Exercise prompt: Give only the number of lines in these records that contain the word "答案不唯一".

+++

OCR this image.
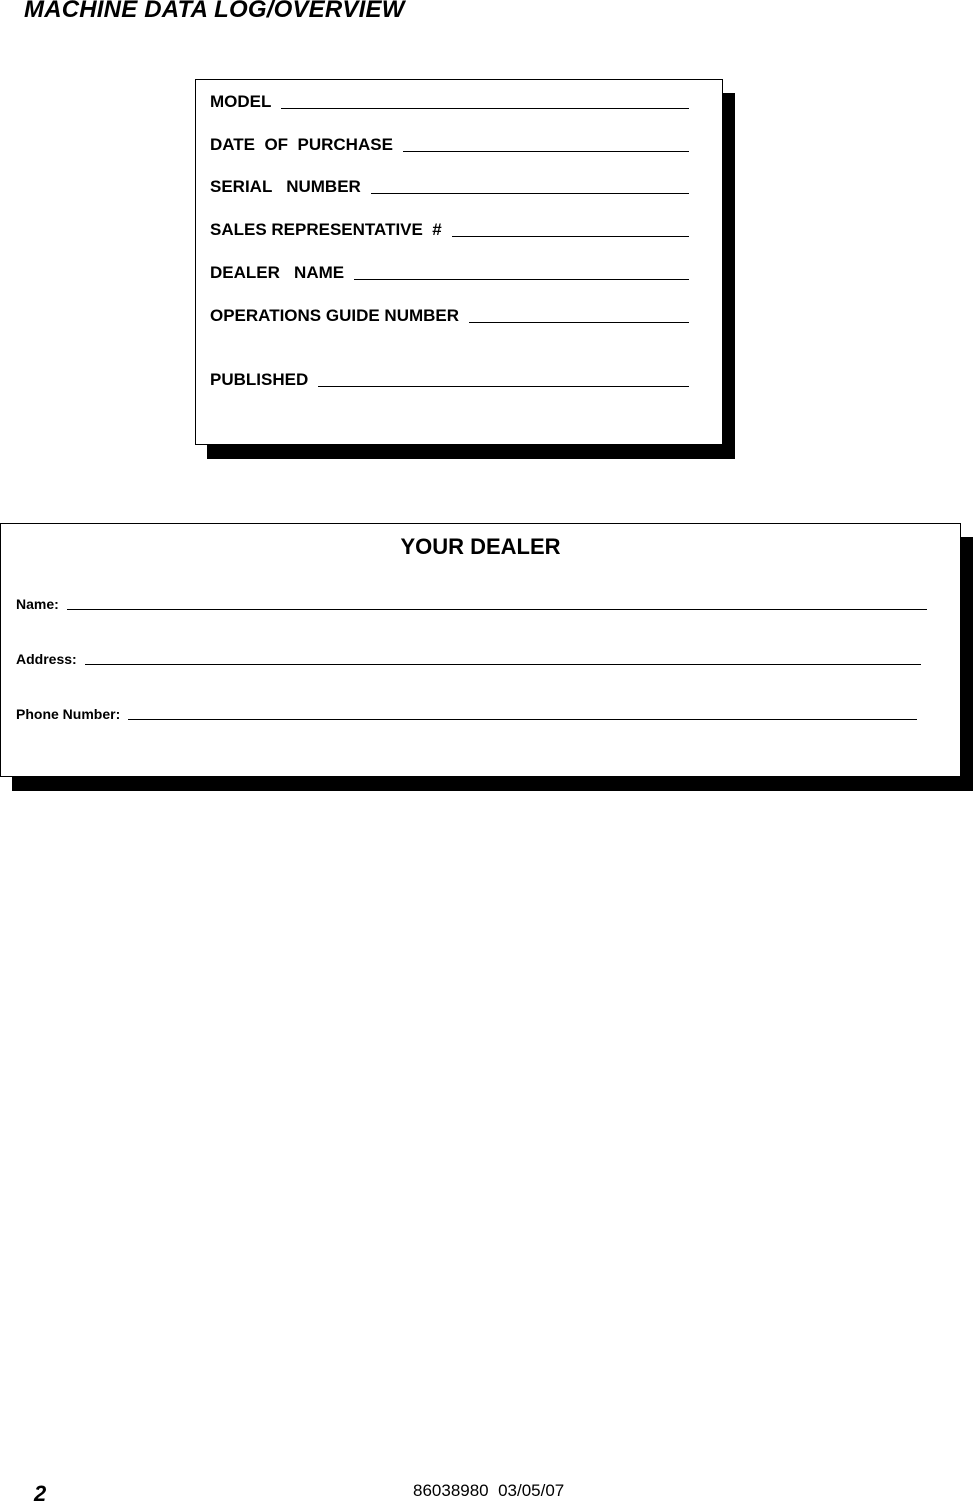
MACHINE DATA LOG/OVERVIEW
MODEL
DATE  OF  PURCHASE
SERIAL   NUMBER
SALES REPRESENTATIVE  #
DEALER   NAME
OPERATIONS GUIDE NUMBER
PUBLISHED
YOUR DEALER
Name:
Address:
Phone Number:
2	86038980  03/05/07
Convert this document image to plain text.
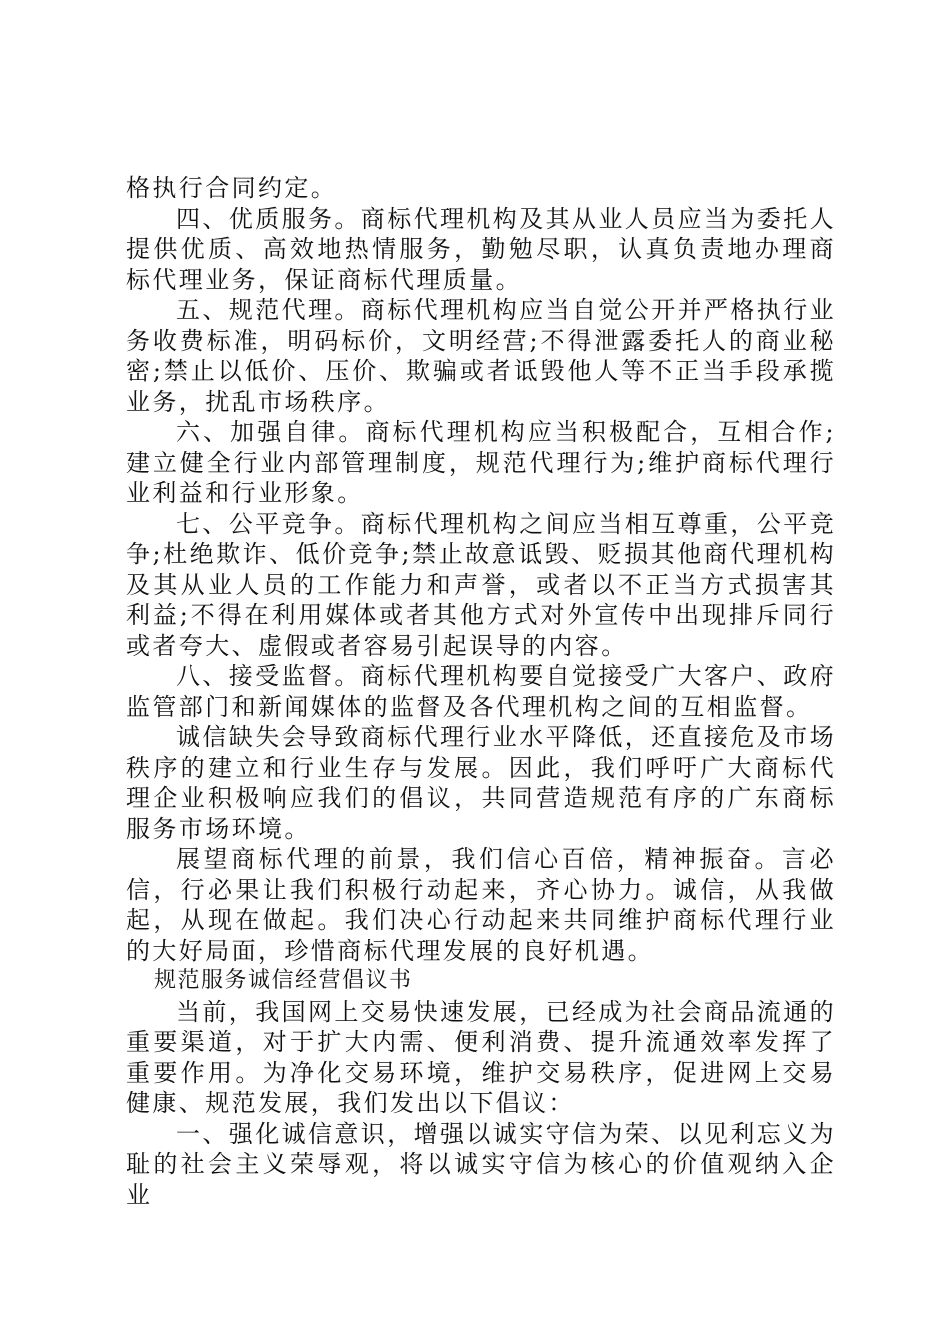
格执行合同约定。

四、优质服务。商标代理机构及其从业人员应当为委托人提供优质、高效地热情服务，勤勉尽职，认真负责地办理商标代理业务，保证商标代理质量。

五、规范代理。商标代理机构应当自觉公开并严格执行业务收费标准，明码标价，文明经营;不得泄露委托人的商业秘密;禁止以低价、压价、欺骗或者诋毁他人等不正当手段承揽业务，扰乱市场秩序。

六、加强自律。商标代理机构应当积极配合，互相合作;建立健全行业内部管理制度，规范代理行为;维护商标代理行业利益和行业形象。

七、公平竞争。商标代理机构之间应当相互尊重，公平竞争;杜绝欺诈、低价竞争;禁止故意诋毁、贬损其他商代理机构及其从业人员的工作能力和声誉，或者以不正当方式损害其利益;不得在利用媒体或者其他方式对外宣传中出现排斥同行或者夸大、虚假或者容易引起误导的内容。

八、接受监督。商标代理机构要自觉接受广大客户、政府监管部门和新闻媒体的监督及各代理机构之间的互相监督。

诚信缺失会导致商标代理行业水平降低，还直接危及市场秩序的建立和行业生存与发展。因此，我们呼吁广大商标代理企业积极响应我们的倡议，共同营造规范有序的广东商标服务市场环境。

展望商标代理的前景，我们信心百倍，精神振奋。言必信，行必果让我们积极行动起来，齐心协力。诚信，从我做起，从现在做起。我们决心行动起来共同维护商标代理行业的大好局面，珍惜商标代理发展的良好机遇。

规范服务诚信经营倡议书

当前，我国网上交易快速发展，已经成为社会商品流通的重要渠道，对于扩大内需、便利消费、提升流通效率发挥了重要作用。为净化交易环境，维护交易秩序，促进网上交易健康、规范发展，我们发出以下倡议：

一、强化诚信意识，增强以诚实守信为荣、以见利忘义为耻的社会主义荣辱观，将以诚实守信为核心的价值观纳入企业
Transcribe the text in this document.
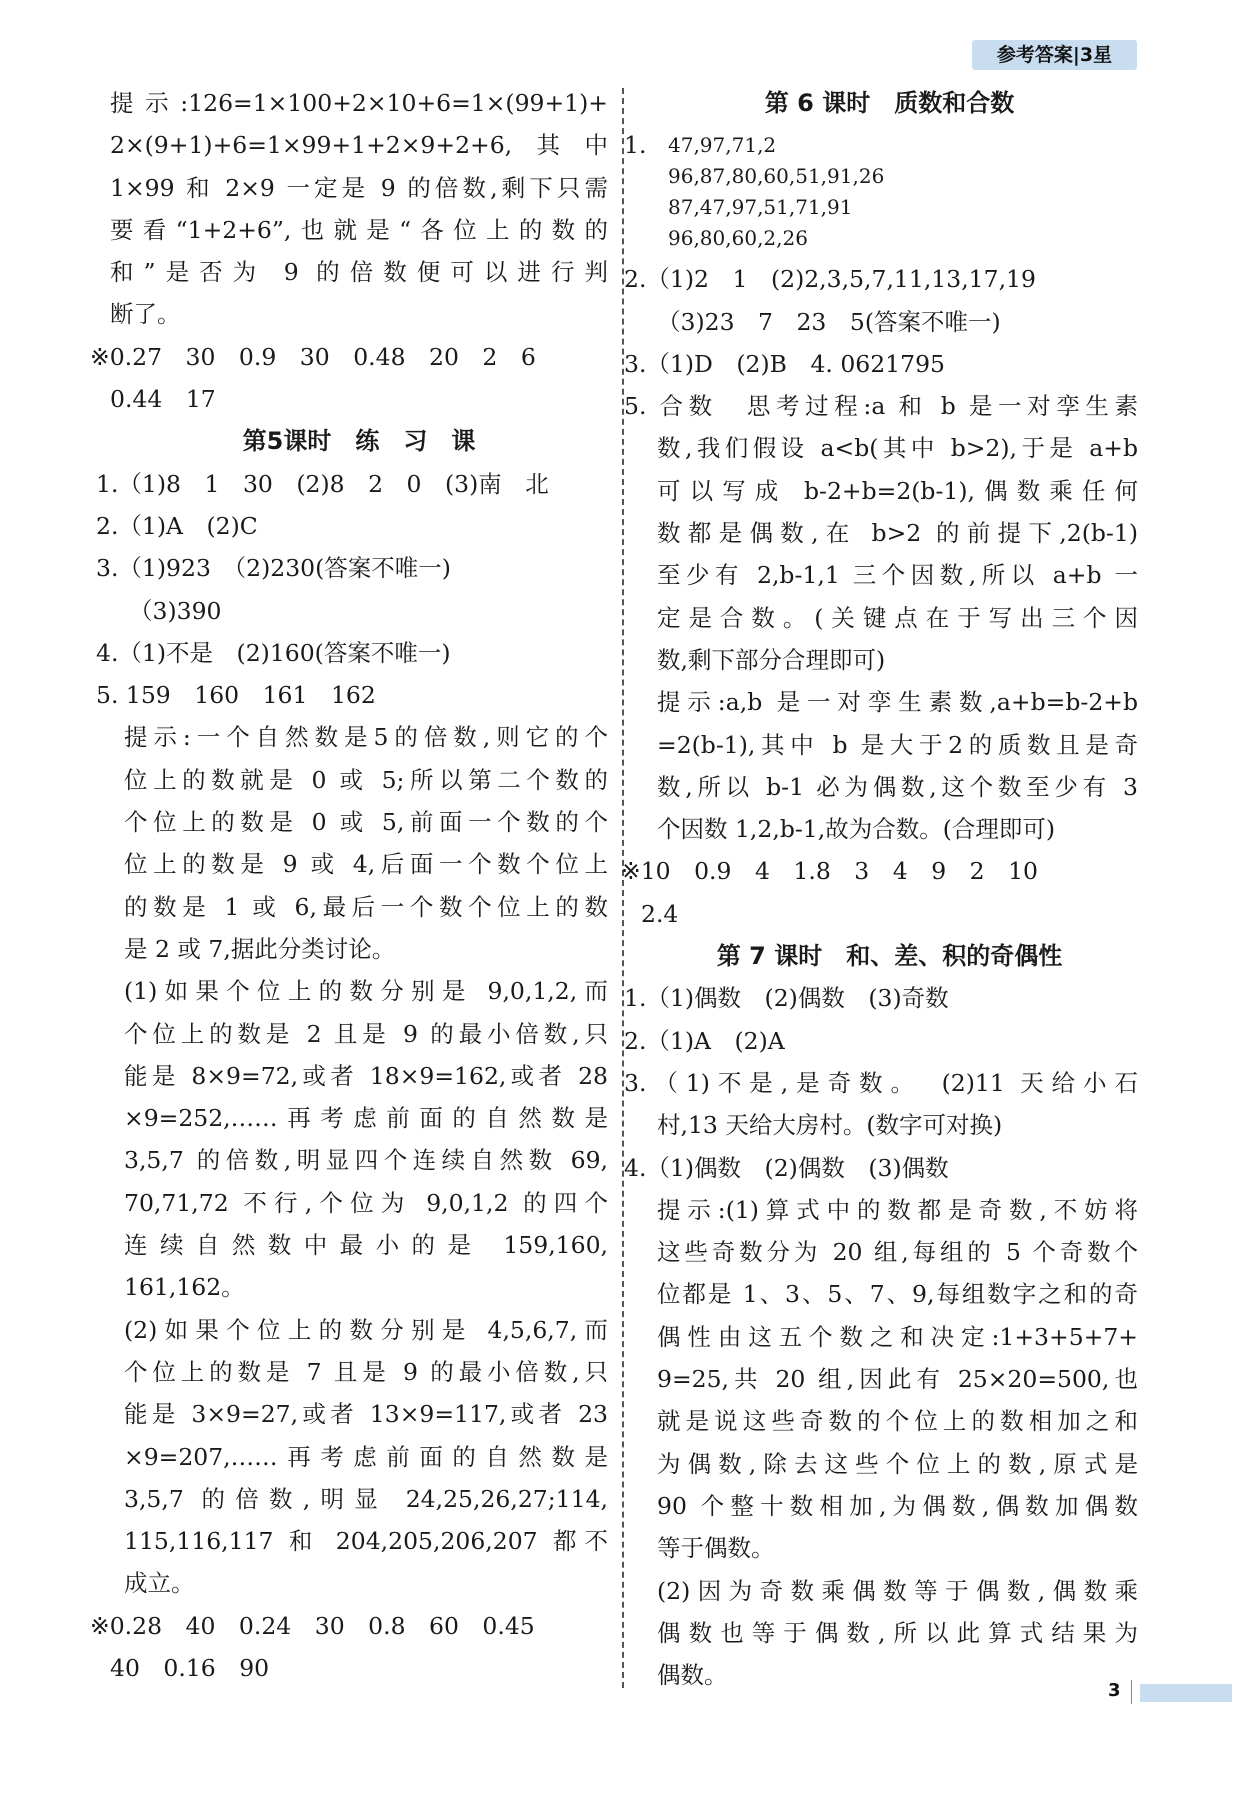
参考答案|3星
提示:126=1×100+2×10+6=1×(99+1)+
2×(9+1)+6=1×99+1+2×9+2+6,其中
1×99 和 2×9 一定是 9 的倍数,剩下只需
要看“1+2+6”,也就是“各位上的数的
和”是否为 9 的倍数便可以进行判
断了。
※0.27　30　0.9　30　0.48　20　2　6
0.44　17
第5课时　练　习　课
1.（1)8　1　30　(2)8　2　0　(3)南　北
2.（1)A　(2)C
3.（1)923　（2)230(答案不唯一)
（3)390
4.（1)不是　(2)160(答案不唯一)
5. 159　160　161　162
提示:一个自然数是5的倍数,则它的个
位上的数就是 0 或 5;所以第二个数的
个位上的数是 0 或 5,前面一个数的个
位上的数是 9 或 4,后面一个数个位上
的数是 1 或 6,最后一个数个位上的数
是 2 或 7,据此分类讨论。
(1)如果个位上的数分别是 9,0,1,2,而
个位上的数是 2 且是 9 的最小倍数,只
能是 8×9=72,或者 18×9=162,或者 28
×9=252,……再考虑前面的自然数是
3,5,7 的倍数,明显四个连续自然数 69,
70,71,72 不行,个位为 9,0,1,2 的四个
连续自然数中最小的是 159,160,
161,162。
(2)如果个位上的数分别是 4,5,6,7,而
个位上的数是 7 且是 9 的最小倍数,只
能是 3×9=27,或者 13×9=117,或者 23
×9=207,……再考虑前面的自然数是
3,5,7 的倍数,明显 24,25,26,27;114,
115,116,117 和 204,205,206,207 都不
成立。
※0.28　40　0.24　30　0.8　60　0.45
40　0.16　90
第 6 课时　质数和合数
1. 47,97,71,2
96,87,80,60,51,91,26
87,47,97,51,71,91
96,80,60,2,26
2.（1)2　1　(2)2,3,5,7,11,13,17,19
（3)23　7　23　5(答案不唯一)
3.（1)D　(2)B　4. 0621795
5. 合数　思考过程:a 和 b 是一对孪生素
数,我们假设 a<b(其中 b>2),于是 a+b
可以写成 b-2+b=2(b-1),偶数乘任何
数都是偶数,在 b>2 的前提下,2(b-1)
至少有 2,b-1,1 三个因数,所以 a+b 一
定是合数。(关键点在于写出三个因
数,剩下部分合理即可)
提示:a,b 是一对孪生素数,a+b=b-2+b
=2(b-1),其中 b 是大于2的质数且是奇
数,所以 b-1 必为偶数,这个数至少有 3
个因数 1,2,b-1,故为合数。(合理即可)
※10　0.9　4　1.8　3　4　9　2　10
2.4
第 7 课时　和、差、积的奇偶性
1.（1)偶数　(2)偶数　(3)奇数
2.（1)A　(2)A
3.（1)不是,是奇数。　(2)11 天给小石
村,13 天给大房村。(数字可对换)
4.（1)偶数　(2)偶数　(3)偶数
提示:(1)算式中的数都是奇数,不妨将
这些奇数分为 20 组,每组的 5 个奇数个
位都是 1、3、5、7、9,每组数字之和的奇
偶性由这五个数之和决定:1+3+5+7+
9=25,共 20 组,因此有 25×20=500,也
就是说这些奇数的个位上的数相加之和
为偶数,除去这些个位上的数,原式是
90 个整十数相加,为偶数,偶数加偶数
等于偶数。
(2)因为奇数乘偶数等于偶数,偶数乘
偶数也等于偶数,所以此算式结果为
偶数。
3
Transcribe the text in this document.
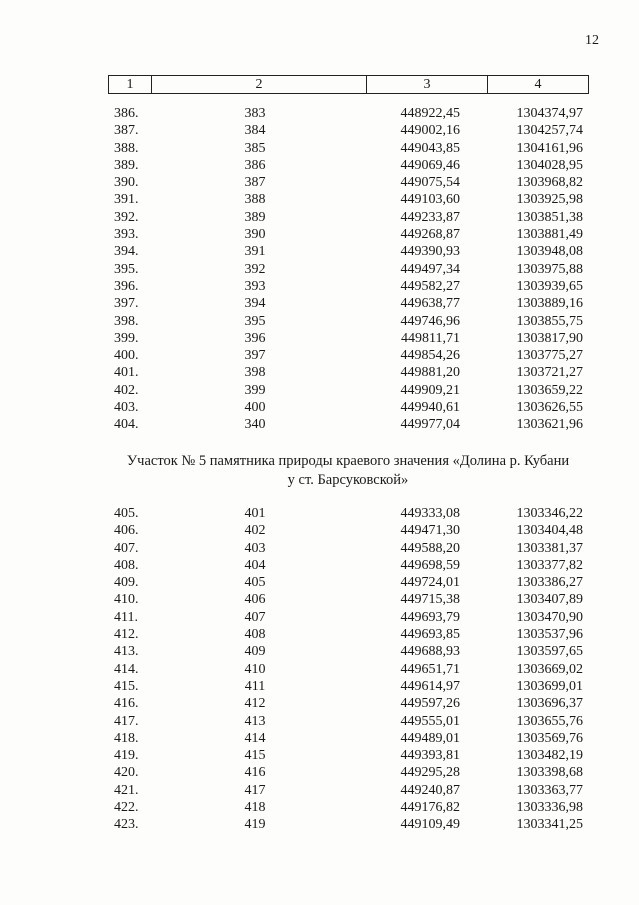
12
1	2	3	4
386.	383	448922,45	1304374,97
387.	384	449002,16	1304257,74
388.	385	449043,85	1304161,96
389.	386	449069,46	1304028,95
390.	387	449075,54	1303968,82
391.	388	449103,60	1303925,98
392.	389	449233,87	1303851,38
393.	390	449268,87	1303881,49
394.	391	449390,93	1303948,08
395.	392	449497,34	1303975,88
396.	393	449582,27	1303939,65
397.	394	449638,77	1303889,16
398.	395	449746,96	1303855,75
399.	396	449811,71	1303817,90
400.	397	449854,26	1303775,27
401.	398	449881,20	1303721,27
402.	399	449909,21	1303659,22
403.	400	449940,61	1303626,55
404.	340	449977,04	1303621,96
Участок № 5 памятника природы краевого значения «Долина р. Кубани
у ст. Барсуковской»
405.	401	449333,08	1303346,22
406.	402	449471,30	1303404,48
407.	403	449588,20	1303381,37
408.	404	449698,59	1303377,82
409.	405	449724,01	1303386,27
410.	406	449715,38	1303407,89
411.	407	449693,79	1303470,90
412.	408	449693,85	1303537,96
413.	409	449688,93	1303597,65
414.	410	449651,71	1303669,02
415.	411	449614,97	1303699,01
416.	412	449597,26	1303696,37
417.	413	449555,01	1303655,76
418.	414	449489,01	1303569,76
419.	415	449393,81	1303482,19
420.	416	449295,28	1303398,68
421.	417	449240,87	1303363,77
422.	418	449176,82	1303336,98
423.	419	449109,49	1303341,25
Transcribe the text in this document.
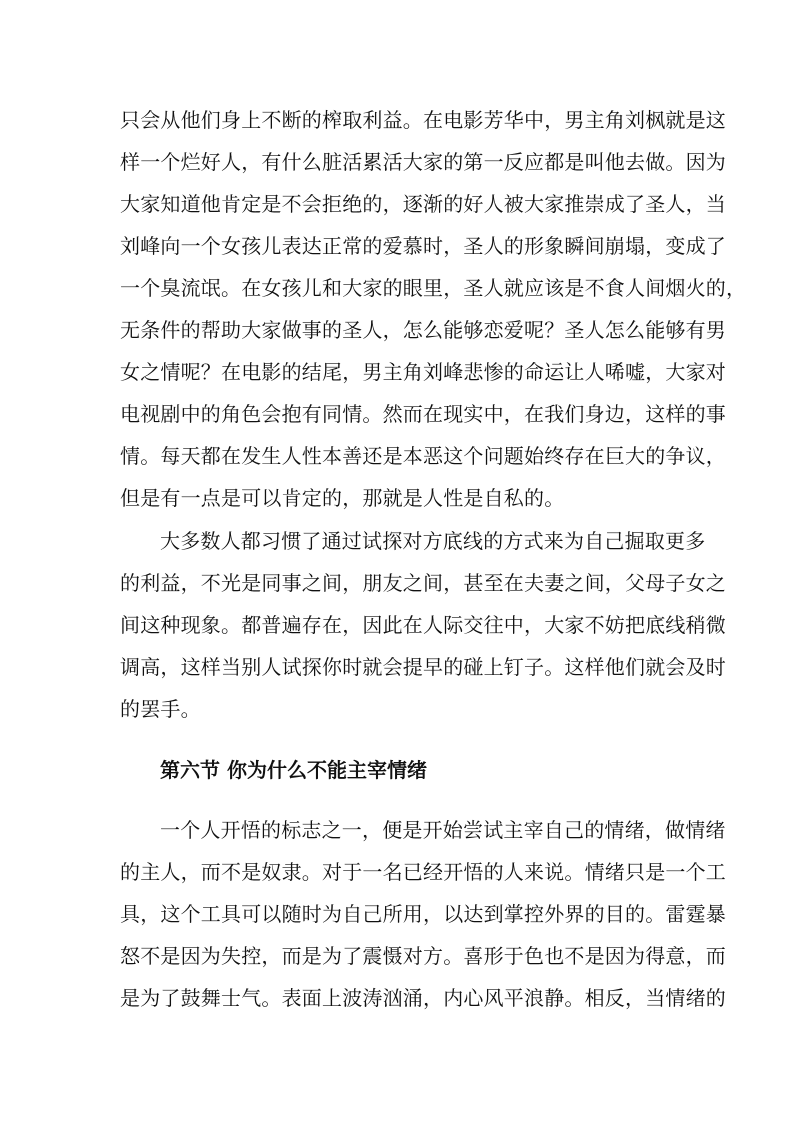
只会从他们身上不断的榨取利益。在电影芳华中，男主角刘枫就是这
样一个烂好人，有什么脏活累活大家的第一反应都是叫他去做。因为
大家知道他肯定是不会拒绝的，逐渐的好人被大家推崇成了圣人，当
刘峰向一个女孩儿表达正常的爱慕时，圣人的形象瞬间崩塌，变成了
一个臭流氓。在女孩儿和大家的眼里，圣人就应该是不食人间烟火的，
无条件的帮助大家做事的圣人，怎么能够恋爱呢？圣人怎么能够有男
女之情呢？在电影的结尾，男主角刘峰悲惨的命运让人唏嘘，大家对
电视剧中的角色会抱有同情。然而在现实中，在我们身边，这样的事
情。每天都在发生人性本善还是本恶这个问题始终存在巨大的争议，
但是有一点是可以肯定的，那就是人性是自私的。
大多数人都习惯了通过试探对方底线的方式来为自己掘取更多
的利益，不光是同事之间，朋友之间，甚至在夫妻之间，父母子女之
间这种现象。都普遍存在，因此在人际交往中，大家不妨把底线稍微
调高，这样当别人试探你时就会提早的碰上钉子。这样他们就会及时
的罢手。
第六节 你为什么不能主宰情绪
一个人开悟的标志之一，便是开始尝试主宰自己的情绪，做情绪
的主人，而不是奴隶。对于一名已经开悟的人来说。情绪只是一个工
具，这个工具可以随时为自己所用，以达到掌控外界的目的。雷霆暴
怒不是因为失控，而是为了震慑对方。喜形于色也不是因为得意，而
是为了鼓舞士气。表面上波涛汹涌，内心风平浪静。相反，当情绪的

+++

Task solution: 3